Records from a collection:
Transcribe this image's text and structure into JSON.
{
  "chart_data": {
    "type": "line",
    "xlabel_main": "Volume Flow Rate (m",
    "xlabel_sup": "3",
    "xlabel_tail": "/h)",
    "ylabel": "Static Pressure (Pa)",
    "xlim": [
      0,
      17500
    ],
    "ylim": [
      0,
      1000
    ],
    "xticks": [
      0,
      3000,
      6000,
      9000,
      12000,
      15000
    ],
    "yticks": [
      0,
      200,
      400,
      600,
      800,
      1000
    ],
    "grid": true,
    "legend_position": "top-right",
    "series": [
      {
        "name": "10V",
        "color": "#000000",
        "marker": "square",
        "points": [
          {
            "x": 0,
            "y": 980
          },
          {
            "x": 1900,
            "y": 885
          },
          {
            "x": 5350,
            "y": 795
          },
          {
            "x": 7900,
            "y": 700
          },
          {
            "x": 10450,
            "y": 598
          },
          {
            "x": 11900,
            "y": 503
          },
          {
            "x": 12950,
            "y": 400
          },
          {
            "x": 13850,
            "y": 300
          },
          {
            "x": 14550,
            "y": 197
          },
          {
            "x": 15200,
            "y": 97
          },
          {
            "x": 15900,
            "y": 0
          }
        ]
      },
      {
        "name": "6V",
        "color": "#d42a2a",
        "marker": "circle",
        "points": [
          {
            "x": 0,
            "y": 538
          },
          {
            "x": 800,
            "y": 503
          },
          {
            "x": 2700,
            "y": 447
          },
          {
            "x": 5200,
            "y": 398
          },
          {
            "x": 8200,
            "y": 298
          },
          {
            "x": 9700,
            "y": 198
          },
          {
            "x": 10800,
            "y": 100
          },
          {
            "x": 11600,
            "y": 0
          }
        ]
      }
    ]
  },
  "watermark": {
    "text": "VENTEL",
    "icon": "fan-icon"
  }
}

**Goal of the exercise**
Output the full listing without altering anything.

**Response to the exercise**
Transcribe this image's text and structure into JSON.
{
  "chart_data": {
    "type": "line",
    "xlabel_main": "Volume Flow Rate (m",
    "xlabel_sup": "3",
    "xlabel_tail": "/h)",
    "ylabel": "Static Pressure (Pa)",
    "xlim": [
      0,
      17500
    ],
    "ylim": [
      0,
      1000
    ],
    "xticks": [
      0,
      3000,
      6000,
      9000,
      12000,
      15000
    ],
    "yticks": [
      0,
      200,
      400,
      600,
      800,
      1000
    ],
    "grid": true,
    "legend_position": "top-right",
    "series": [
      {
        "name": "10V",
        "color": "#000000",
        "marker": "square",
        "points": [
          {
            "x": 0,
            "y": 980
          },
          {
            "x": 1900,
            "y": 885
          },
          {
            "x": 5350,
            "y": 795
          },
          {
            "x": 7900,
            "y": 700
          },
          {
            "x": 10450,
            "y": 598
          },
          {
            "x": 11900,
            "y": 503
          },
          {
            "x": 12950,
            "y": 400
          },
          {
            "x": 13850,
            "y": 300
          },
          {
            "x": 14550,
            "y": 197
          },
          {
            "x": 15200,
            "y": 97
          },
          {
            "x": 15900,
            "y": 0
          }
        ]
      },
      {
        "name": "6V",
        "color": "#d42a2a",
        "marker": "circle",
        "points": [
          {
            "x": 0,
            "y": 538
          },
          {
            "x": 800,
            "y": 503
          },
          {
            "x": 2700,
            "y": 447
          },
          {
            "x": 5200,
            "y": 398
          },
          {
            "x": 8200,
            "y": 298
          },
          {
            "x": 9700,
            "y": 198
          },
          {
            "x": 10800,
            "y": 100
          },
          {
            "x": 11600,
            "y": 0
          }
        ]
      }
    ]
  },
  "watermark": {
    "text": "VENTEL",
    "icon": "fan-icon"
  }
}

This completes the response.